** Begin Records shown **

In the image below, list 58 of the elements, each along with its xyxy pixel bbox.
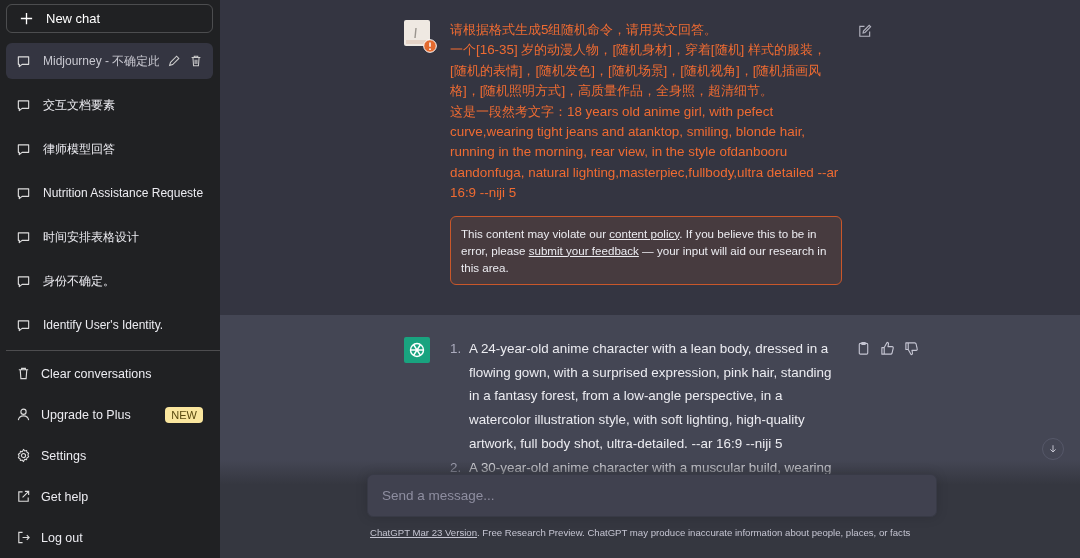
- conversation-title: 时间安排表格设计: [43, 228, 140, 246]
- menu-label: Settings: [41, 448, 88, 463]
- clipboard-icon[interactable]: [856, 341, 871, 356]
- conversation-title: Nutrition Assistance Requeste: [43, 186, 203, 200]
- menu-label: Upgrade to Plus: [41, 407, 132, 422]
- chat-bubble-icon: [16, 273, 31, 289]
- list-number: 2.: [450, 458, 463, 477]
- message-text: 一个[16-35] 岁的动漫人物，[随机身材]，穿着[随机] 样式的服装，[随机的表情]，[随机发色]，[随机场景]，[随机视角]，[随机插画风格]，[随机照明方式]，高质量作品，全身照，超清细节。: [450, 41, 827, 101]
- edit-icon[interactable]: [167, 54, 181, 68]
- chat-bubble-icon: [16, 141, 31, 157]
- menu-item[interactable]: Upgrade to Plus NEW: [6, 394, 213, 435]
- user-avatar-icon: [404, 20, 430, 46]
- chat-bubble-icon: [16, 53, 31, 69]
- trash-icon[interactable]: [189, 54, 203, 68]
- settings-icon: [16, 448, 31, 463]
- conversation-item[interactable]: 身份不确定。: [6, 263, 213, 299]
- menu-item[interactable]: Log out: [6, 517, 213, 558]
- conversation-title: 交互文档要素: [43, 96, 116, 114]
- list-item-text: A 24-year-old anime character with a lean body, dressed in a flowing gown, with a surprised expression, pink hair, standing in a fantasy forest, from a low-angle perspective, in a watercolor illustration style, with soft lighting, high-quality artwork, full body shot, ultra-detailed. --ar 16:9 --niji 5: [469, 340, 833, 453]
- feedback-link[interactable]: submit your feedback: [528, 243, 639, 257]
- version-link[interactable]: ChatGPT Mar 23 Version: [370, 527, 477, 538]
- menu-label: Clear conversations: [41, 366, 153, 381]
- conversation-title: 身份不确定。: [43, 272, 116, 290]
- conversation-item[interactable]: 律师模型回答: [6, 131, 213, 167]
- menu-label: Get help: [41, 489, 90, 504]
- message-text: 请根据格式生成5组随机命令，请用英文回答。: [450, 21, 719, 39]
- list-item-text: A 30-year-old anime character with a muscular build, wearing: [469, 458, 832, 477]
- conversation-item[interactable]: Identify User's Identity.: [6, 307, 213, 343]
- list-number: 1.: [450, 340, 463, 358]
- new-badge: NEW: [165, 406, 203, 423]
- conversation-item[interactable]: 交互文档要素: [6, 87, 213, 123]
- trash-icon: [16, 366, 31, 381]
- conversation-title: 律师模型回答: [43, 140, 116, 158]
- chat-bubble-icon: [16, 317, 31, 333]
- menu-item[interactable]: Clear conversations: [6, 353, 213, 394]
- conversation-item[interactable]: Nutrition Assistance Requeste: [6, 175, 213, 211]
- menu-label: Log out: [41, 530, 84, 545]
- content-warning: This content may violate our content policy. If you believe this to be in error, please submit your feedback — your input will aid our research in this area.: [450, 215, 842, 285]
- new-chat-button[interactable]: New chat: [6, 4, 213, 33]
- conversation-title: Identify User's Identity.: [43, 318, 165, 332]
- disclaimer-text: ChatGPT Mar 23 Version. Free Research Preview. ChatGPT may produce inaccurate information about people, places, or facts: [370, 527, 911, 538]
- arrow-down-icon: [1047, 443, 1059, 455]
- plus-icon: [19, 11, 34, 26]
- thumbs-down-icon[interactable]: [904, 341, 919, 356]
- menu-item[interactable]: Settings: [6, 435, 213, 476]
- logout-icon: [16, 530, 31, 545]
- conversation-item[interactable]: 时间安排表格设计: [6, 219, 213, 255]
- edit-icon[interactable]: [857, 24, 872, 39]
- menu-item[interactable]: Get help: [6, 476, 213, 517]
- chat-bubble-icon: [16, 185, 31, 201]
- thumbs-up-icon[interactable]: [880, 341, 895, 356]
- message-text: 这是一段然考文字：18 years old anime girl, with pefect curve,wearing tight jeans and atanktop, smiling, blonde hair, running in the morning, rear view, in the style ofdanbooru dandonfuga, natural lighting,masterpiec,fullbody,ultra detailed --ar 16:9 --niji 5: [450, 102, 840, 203]
- assistant-logo-icon: [404, 337, 430, 363]
- message-input[interactable]: Send a message...: [367, 474, 937, 517]
- chat-bubble-icon: [16, 229, 31, 245]
- user-icon: [16, 407, 31, 422]
- chat-bubble-icon: [16, 97, 31, 113]
- external-link-icon: [16, 489, 31, 504]
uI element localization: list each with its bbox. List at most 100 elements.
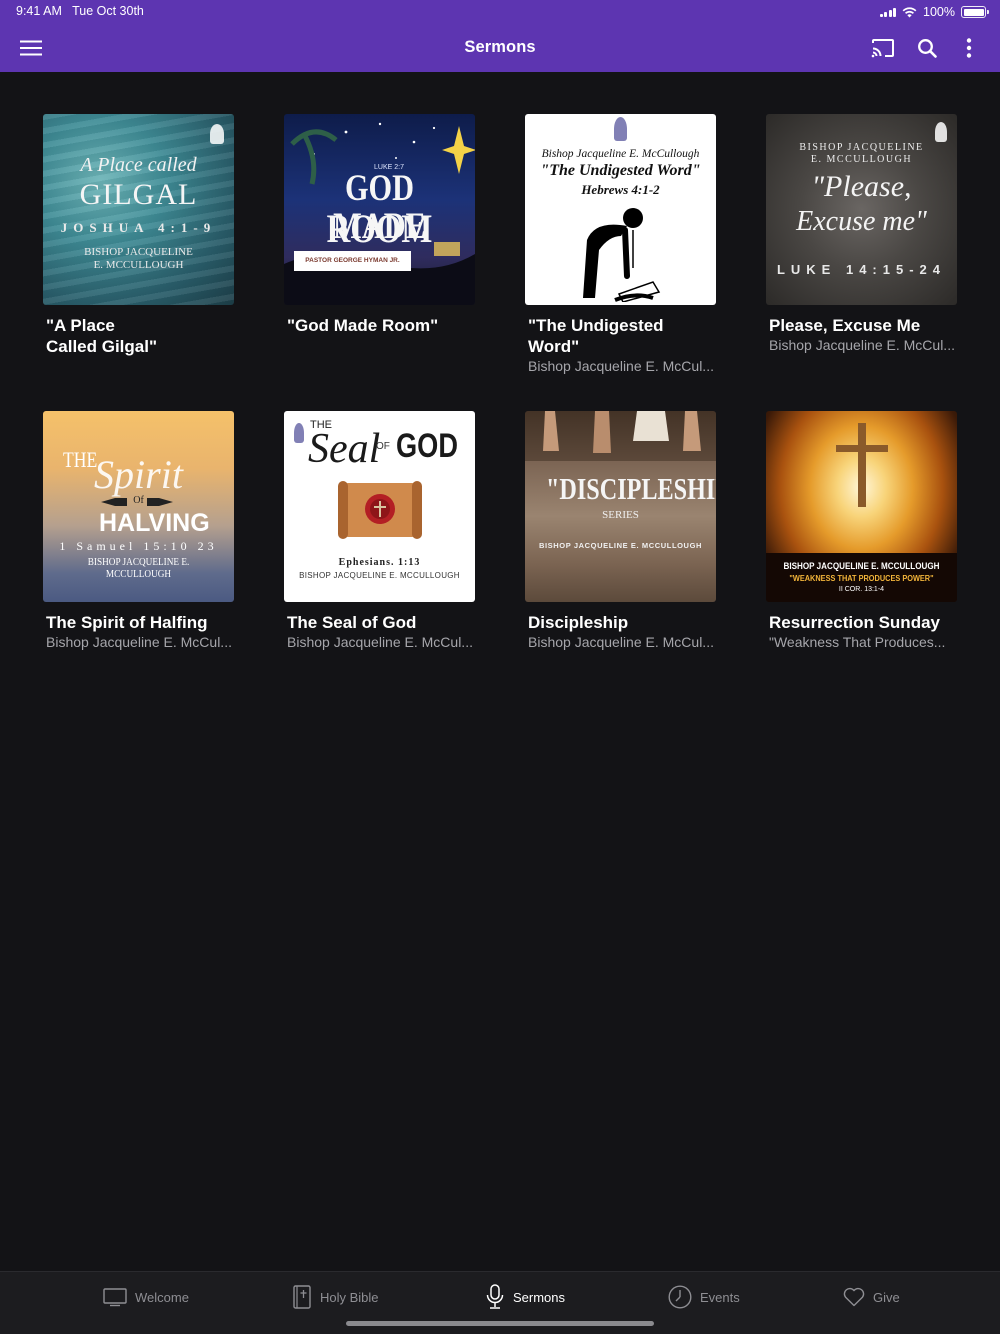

** End Records shown **

→ **Task**
Reproduce the data from the line containing "- conversation-title: 时间安排表格设计: [43, 228, 140, 246]" up to and including the line containing "- chat-bubble-icon: [16, 53, 31, 69]", renaming "menu-label" to "menu-caption" and leaving everything else unchanged.

→ **Response**
- conversation-title: 时间安排表格设计: [43, 228, 140, 246]
- menu-caption: Settings: [41, 448, 88, 463]
- clipboard-icon[interactable]: [856, 341, 871, 356]
- conversation-title: Nutrition Assistance Requeste: [43, 186, 203, 200]
- menu-caption: Upgrade to Plus: [41, 407, 132, 422]
- chat-bubble-icon: [16, 273, 31, 289]
- list-number: 2.: [450, 458, 463, 477]
- message-text: 一个[16-35] 岁的动漫人物，[随机身材]，穿着[随机] 样式的服装，[随机的表情]，[随机发色]，[随机场景]，[随机视角]，[随机插画风格]，[随机照明方式]，高质量作品，全身照，超清细节。: [450, 41, 827, 101]
- edit-icon[interactable]: [167, 54, 181, 68]
- chat-bubble-icon: [16, 141, 31, 157]
- menu-item[interactable]: Upgrade to Plus NEW: [6, 394, 213, 435]
- user-avatar-icon: [404, 20, 430, 46]
- chat-bubble-icon: [16, 53, 31, 69]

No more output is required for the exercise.